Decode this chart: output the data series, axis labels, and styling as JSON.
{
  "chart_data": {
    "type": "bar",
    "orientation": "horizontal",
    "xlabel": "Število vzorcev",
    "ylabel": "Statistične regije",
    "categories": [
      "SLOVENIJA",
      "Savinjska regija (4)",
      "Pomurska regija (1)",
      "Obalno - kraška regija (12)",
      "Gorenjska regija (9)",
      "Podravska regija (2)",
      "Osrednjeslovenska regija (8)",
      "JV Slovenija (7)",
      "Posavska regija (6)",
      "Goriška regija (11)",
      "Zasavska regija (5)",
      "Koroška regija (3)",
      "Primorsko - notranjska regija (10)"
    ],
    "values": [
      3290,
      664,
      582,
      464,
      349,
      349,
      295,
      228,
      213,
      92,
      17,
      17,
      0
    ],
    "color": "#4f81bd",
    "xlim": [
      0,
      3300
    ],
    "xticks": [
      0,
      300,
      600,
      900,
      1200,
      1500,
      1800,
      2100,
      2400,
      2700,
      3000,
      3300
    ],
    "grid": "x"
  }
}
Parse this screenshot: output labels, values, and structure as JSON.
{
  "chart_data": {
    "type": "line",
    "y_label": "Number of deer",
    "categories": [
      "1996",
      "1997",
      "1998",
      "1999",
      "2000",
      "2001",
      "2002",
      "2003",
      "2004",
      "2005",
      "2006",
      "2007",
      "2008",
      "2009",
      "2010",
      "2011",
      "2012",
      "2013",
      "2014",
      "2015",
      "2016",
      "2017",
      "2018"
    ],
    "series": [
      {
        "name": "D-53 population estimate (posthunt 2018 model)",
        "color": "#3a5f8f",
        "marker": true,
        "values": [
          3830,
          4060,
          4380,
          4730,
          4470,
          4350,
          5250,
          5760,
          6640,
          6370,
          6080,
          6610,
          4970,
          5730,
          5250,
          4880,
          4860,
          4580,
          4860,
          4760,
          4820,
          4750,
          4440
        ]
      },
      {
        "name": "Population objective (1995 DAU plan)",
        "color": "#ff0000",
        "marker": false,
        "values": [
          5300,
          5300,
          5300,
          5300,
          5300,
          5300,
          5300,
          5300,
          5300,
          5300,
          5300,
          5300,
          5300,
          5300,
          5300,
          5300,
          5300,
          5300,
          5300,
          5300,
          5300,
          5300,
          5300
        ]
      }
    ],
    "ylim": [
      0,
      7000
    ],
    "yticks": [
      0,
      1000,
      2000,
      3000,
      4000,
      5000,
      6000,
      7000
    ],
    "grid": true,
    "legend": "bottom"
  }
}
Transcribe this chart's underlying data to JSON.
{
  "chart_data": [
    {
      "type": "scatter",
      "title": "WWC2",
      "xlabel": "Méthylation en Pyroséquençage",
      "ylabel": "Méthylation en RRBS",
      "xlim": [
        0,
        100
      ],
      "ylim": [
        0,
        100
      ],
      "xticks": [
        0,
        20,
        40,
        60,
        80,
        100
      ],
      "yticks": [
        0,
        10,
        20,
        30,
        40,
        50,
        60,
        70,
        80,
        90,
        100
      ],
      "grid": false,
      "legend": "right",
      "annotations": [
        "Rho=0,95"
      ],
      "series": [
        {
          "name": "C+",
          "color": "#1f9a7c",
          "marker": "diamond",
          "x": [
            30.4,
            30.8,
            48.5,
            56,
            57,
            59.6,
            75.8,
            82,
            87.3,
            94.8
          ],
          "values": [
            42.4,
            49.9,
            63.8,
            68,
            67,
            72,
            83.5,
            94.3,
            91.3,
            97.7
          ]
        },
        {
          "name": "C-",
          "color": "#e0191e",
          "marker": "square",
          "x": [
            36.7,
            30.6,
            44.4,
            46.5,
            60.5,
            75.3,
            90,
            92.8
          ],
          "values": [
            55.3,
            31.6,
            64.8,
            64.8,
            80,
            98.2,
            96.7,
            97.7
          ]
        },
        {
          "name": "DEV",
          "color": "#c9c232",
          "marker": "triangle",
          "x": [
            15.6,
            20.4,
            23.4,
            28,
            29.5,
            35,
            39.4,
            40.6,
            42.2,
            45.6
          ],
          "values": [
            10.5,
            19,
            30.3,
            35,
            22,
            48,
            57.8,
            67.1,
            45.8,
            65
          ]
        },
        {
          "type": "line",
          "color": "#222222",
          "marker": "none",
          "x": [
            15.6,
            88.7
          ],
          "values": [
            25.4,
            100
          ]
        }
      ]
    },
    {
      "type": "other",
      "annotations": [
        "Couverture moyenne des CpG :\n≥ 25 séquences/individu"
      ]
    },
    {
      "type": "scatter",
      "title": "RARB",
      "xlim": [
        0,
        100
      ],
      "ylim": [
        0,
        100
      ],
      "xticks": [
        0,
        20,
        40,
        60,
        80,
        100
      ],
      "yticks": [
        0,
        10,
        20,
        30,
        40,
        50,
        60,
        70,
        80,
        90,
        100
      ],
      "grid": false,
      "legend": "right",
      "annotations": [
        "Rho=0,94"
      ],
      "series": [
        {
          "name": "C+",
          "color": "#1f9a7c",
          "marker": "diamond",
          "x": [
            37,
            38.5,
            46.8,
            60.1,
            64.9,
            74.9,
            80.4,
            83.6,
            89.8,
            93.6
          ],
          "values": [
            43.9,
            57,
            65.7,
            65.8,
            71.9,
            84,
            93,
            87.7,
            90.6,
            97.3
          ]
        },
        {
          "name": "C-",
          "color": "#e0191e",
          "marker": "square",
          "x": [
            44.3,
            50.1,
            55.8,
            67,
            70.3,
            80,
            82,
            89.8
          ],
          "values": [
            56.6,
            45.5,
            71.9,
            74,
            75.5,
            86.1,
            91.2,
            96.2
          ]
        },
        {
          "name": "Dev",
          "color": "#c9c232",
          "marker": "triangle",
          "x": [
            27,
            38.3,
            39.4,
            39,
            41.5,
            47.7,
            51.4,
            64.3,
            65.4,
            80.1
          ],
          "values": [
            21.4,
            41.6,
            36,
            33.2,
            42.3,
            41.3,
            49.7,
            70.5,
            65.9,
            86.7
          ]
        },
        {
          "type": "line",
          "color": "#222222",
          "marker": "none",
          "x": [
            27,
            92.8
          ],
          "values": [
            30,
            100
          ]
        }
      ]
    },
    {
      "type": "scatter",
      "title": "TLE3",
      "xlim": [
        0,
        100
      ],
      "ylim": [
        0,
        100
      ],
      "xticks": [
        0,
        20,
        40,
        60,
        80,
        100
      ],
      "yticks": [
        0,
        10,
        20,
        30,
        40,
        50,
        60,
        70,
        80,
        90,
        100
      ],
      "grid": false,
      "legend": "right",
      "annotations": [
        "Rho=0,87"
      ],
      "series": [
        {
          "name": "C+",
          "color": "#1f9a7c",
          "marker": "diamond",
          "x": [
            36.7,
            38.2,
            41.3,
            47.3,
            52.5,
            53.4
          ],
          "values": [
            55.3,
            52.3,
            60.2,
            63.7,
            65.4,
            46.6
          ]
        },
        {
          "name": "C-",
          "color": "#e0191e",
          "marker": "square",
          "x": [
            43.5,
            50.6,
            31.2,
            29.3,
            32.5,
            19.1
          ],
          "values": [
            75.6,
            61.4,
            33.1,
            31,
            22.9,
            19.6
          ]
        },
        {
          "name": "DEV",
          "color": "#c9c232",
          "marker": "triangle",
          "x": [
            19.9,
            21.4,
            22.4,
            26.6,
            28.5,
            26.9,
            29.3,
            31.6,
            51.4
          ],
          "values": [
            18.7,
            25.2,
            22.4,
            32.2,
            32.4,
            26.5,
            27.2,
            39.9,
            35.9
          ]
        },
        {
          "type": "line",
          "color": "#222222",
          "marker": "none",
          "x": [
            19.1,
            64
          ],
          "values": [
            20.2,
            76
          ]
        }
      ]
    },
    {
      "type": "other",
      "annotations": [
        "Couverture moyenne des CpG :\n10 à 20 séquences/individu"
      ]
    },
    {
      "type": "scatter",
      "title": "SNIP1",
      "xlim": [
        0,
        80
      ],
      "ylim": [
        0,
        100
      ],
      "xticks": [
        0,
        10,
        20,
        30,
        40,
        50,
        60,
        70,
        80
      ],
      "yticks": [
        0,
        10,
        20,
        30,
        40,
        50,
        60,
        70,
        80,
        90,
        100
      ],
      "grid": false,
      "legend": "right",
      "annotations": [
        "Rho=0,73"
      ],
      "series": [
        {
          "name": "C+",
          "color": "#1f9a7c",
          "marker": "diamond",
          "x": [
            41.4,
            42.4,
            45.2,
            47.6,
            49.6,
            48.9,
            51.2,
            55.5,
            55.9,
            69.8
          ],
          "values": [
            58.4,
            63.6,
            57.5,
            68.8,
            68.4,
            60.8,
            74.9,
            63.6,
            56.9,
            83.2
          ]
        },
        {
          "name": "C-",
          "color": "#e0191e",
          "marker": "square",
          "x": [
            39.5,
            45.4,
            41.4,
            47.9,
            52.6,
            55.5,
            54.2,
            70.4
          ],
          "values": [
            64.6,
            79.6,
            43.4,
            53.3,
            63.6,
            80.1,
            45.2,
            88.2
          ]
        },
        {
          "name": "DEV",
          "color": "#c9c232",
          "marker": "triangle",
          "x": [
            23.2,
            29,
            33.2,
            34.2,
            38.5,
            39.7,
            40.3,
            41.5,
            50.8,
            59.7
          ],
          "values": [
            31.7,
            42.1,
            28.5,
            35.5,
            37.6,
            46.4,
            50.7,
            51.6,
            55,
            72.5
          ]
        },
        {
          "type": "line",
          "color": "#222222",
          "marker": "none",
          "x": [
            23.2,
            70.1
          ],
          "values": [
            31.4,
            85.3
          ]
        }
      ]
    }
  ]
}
|---|
:: Task prompt ::
Return, from the data, each line that has the word "Couverture" in it.

:: The result ::
        "Couverture moyenne des CpG :\n≥ 25 séquences/individu"
        "Couverture moyenne des CpG :\n10 à 20 séquences/individu"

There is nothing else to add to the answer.